All the data should be repeated exactly. Any image in it is left out.

• **EXTRACTED INFORMATION**
● ● ● ● ● ● ●

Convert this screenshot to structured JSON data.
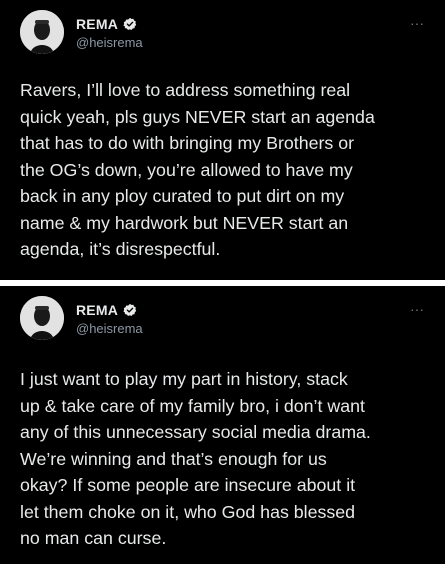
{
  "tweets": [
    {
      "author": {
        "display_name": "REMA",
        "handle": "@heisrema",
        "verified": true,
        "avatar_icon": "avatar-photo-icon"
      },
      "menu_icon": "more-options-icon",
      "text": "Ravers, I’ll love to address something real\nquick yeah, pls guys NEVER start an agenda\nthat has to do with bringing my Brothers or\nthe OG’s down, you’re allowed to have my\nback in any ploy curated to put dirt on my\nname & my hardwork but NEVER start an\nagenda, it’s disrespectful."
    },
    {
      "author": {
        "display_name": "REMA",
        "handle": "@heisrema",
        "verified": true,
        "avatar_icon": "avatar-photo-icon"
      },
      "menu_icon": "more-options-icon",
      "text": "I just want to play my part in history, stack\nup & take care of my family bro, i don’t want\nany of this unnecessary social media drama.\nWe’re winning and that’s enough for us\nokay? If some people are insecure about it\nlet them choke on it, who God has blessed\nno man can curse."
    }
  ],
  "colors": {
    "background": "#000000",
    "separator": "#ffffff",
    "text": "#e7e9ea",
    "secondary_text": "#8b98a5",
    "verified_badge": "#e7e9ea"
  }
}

● ● ● ● ● ● ●

• **REPLY TO THE EXERCISE**
Convert this screenshot to structured JSON data.
{
  "tweets": [
    {
      "author": {
        "display_name": "REMA",
        "handle": "@heisrema",
        "verified": true,
        "avatar_icon": "avatar-photo-icon"
      },
      "menu_icon": "more-options-icon",
      "text": "Ravers, I’ll love to address something real\nquick yeah, pls guys NEVER start an agenda\nthat has to do with bringing my Brothers or\nthe OG’s down, you’re allowed to have my\nback in any ploy curated to put dirt on my\nname & my hardwork but NEVER start an\nagenda, it’s disrespectful."
    },
    {
      "author": {
        "display_name": "REMA",
        "handle": "@heisrema",
        "verified": true,
        "avatar_icon": "avatar-photo-icon"
      },
      "menu_icon": "more-options-icon",
      "text": "I just want to play my part in history, stack\nup & take care of my family bro, i don’t want\nany of this unnecessary social media drama.\nWe’re winning and that’s enough for us\nokay? If some people are insecure about it\nlet them choke on it, who God has blessed\nno man can curse."
    }
  ],
  "colors": {
    "background": "#000000",
    "separator": "#ffffff",
    "text": "#e7e9ea",
    "secondary_text": "#8b98a5",
    "verified_badge": "#e7e9ea"
  }
}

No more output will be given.